# [DOCUMENT PASSAGE]

The nozzles can be fixed, moveable, or one or more nozzles can be fixed and one or more nozzles can be moveable relative to a body or housing of the rewet system. For example, all or one or more of the nozzles can remain in a stationary position relative to the rewet system. In another example, all or one or more of the nozzles can move relative to the body or housing of the rewet system. Although discussed in the context of the veneer moving relative to the nozzles, i.e., the nozzles can be fixed or stationary, the nozzles can be moved relative to the veneer. In still another example, both the veneer and the nozzles can move relative to one another. For example, the nozzles can be moved toward and away from the veneer to adjust a distance between the veneer and the nozzles while the veneer passes by the nozzles. In another example, the nozzles can be moved about an X-Y coordinate relative to the surface of the veneer while the veneer is stationary or while the veneer passes the nozzles.
Each nozzle can be independently actuated or otherwise switched between an “off” position or state and an “on” position or state with respect one another. As such, the veneer can be contacted with liquid at only the locations or substantially only the locations having a moisture concentration below the minimum level. Some overlap or overspray of liquid onto the veneer at locations not falling below the minimum moisture concentration can be expected under certain conditions and can also be acceptable.
When the nozzles are in the off position, no liquid is emitted therefrom. When the nozzles are in the on position, a constant, set, or fixed amount of liquid can be emitted therefrom. In other words, the amount of liquid emitted from the nozzles can be constant or fixed when in the on position. In another example, the amount of liquid emitted from the nozzles when in the on position can be variable or adjustable. When the nozzles are in the on position, the amount of liquid ejected or otherwise emitted from each nozzle that emits a fixed amount of liquid therefrom can range from a low of about 0.035 L/min, about 0.18 L/min, about 0.37 L/min, about 0.55 L/min, or about 0.75 L/min to a high of about 1.5 L/min, about 1.75 L/min, about 2 L/min, or about 2.5 L/min. For nozzles capable of adjusting or varying the amount of liquid emitted, the amount of liquid emitted therefrom can range from a low of about 0.035 L/min, about 0.18 L/min, about 0.37 L/min, about 0.55 L/min, or about 0.75 L/min to a high of about 1.5 L/min, about 1.75 L/min, about 2 L/min, or about 2.5 L/min. In another example, the amount of liquid emitted from the each nozzle, whether constant or variable, can be about 0.17 L/min, about 0.38 L/min, about 0.57 L/min, about 0.75 L/min, or about 1 L/min. The total amount of liquid emitted from the re-wet system, i.e., all of the nozzles combined, can range from a low of about 1 L/min, about 1.5 L/min, about 2 L/min, about 4 L/min, about 6 L/min, about 8 L/min, or about 10 L/min to a high of about 25 L/min, about 30 L/min, about 40 L/min, about 50 L/min, about 60 L/min, about 70 L/min, or about 80 L/min. For example, the total amount of liquid emitted from the re-wet system can range from about 20 L/min to about 40 L/min, about 25 L/min to about 35 L/min, about 5 L/min to about 20 L/min, or about 15 L/min to about 45 L/min.

# [WHAT THE TASK REQUIRES]
Continue the passage on the nozzles of the veneer rewet system, starting after its last sentence.

# [RECORDS]
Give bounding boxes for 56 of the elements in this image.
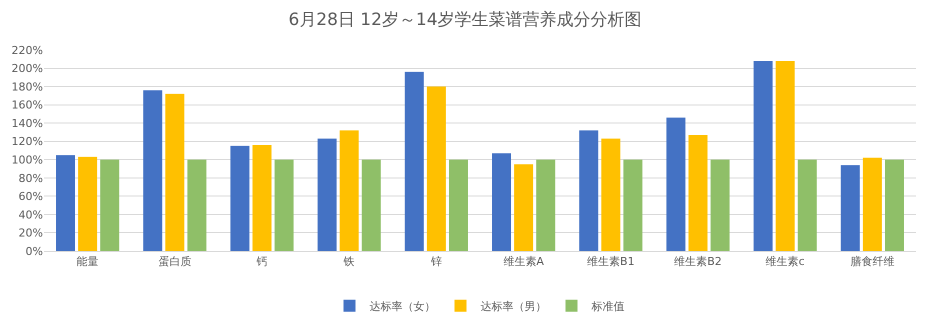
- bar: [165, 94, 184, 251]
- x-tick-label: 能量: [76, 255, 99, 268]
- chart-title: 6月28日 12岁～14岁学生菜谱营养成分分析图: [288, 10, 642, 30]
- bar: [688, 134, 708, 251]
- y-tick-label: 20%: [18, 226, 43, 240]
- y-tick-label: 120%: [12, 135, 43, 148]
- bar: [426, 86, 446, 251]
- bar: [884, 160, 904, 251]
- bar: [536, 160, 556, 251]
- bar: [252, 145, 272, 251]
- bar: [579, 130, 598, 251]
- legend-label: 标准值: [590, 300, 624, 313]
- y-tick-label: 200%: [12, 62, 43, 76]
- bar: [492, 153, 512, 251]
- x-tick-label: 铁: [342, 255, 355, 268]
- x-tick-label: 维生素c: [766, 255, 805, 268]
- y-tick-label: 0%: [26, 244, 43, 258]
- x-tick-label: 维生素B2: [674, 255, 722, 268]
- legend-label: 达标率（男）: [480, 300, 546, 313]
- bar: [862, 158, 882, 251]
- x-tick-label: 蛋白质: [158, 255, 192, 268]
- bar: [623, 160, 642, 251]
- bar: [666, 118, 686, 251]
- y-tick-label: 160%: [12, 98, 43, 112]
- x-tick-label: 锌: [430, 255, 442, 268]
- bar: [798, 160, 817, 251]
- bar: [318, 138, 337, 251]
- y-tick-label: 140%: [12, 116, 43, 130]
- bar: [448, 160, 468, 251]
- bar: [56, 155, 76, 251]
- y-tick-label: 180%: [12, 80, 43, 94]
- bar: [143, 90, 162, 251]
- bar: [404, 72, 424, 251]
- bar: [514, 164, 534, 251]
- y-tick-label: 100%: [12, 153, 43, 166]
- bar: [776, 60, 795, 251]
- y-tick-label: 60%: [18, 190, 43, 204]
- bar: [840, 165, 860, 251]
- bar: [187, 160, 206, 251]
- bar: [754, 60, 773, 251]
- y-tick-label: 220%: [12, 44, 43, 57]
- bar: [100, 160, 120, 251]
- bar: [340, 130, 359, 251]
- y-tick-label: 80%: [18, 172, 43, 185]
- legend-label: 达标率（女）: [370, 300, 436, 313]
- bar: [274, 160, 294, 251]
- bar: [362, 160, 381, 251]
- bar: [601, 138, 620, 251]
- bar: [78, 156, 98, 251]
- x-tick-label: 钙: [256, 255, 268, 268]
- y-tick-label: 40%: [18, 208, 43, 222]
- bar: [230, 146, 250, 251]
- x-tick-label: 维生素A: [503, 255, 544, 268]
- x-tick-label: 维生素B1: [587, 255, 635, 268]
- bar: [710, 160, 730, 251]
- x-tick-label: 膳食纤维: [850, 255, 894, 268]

--

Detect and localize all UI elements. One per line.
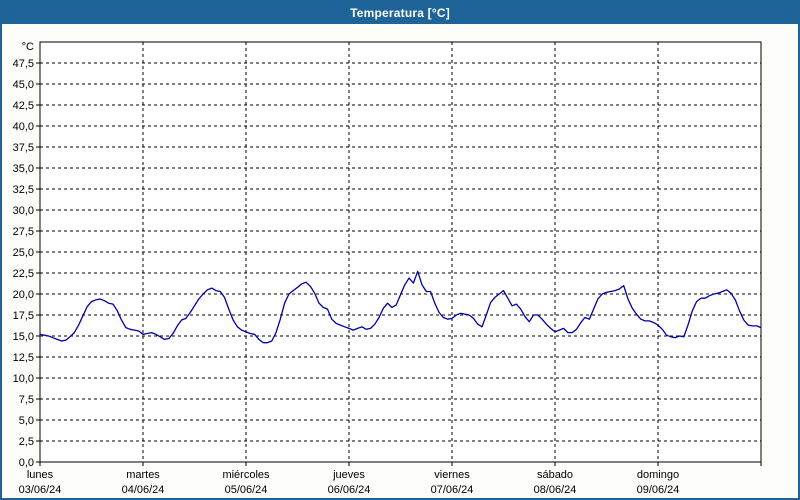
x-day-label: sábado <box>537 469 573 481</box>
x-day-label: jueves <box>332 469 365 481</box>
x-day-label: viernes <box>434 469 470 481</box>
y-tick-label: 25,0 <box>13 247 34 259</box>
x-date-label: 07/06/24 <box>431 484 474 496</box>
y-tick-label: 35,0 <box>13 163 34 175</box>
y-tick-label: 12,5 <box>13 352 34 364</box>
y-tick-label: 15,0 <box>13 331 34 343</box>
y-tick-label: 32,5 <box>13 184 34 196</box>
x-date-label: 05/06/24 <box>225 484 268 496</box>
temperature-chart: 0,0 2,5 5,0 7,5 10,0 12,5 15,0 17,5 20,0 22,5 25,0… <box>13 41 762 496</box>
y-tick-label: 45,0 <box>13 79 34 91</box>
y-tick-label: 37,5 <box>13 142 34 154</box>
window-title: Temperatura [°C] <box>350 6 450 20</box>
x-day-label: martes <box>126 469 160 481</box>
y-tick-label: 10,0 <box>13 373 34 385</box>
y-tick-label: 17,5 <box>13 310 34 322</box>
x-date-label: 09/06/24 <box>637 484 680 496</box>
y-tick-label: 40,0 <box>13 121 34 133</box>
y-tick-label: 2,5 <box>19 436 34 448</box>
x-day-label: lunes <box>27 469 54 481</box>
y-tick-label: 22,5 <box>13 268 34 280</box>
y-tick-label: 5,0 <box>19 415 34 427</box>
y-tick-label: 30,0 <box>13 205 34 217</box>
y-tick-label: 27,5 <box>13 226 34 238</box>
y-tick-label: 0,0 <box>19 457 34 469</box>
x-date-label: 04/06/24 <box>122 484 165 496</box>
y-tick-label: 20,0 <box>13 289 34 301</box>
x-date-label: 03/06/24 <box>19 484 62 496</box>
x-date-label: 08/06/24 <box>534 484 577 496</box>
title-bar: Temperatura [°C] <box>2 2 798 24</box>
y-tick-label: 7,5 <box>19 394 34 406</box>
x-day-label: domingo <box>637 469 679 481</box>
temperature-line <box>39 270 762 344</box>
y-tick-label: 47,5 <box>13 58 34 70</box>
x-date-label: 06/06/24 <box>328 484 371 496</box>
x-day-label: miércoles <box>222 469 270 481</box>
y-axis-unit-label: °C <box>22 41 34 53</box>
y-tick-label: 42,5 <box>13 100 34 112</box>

# [RIGHT ANSWER]
The pressure of the liquid supplied to the nozzles can range anywhere from about 13.5 kPag (about 2 psig) to a high of about 1,400 kPag (about 200 psig). When the liquid emitted from the nozzles is atomized, however, the particular atomization process that produces the atomized liquid can reduce the pressure at which the atomized liquid is ejected or emitted from the nozzles. For example, the atomized liquid can exit the nozzles at a pressure ranging from a low of about 3.5 kPag (about 0.5 psig), about 6.9 kPag (about 1 psig), or about 13.5 kPag (about 2 psig) to a high of about 34.5 kPag (about 5 psig), about 70 kPag (about 10 psig), or about 103 kPag (about 15 psig).
The average temperature of the veneer can be estimated prior to, during, or after the moisture concentration is estimated at the one or more locations thereof. The temperature of the liquid can be adjusted such that the temperature of the liquid is within about 20%, about 15%, about 10%, about 5%, about 3%, about 2%, or about 1% of the average temperature of the veneer. Typical temperatures of the veneer can range from about 35° C. to about 60° C. As such, when a typical veneer is contacted with the liquid, the temperature of the liquid can range anywhere from about 28° C. to about 72° C. The temperature of the liquid can range from a low of about 28° C., about 35° C., or about 40° C. to a high of about 60° C., about 70° C., or about 75° C. In one example, the temperature of the liquid can be within about 10% of the average temperature of the veneer. In another example, the temperature of the liquid can be within about 5% of the average temperature of the veneer.
Illustrative apparatus and methods for producing atomized liquids can include, but are not limited to, those discussed and described in U.S. Pat. Nos. 5,934,555; 6,045,058; 6,460,775; 6,699,365; 6,869,031; and 6,962,296; and U.S. Patent Application Publication Nos.: 2003/0094254; 2004/0016828; and 2004/0074981.
The liquid contacted with the veneer at the one or more locations falling below the minimum moisture concentration level can be directed toward the same side that the moisture concentration was estimated, e.g., the first side. In another example, the liquid contacted with the veneer at the one or more locations falling below the minimum moisture concentration level can be directed toward a side that opposes the side the moisture concentration was estimated, e.g., a second side opposed to the first side. In another example, the liquid contacted with the veneer at the one or more locations falling below the minimum moisture concentration level can be directed toward both the side that the moisture concentration was estimated and the opposing side, e.g., the first side and the second side. In other words, the re-wet system can include nozzles directed toward both the first and second sides of the veneer.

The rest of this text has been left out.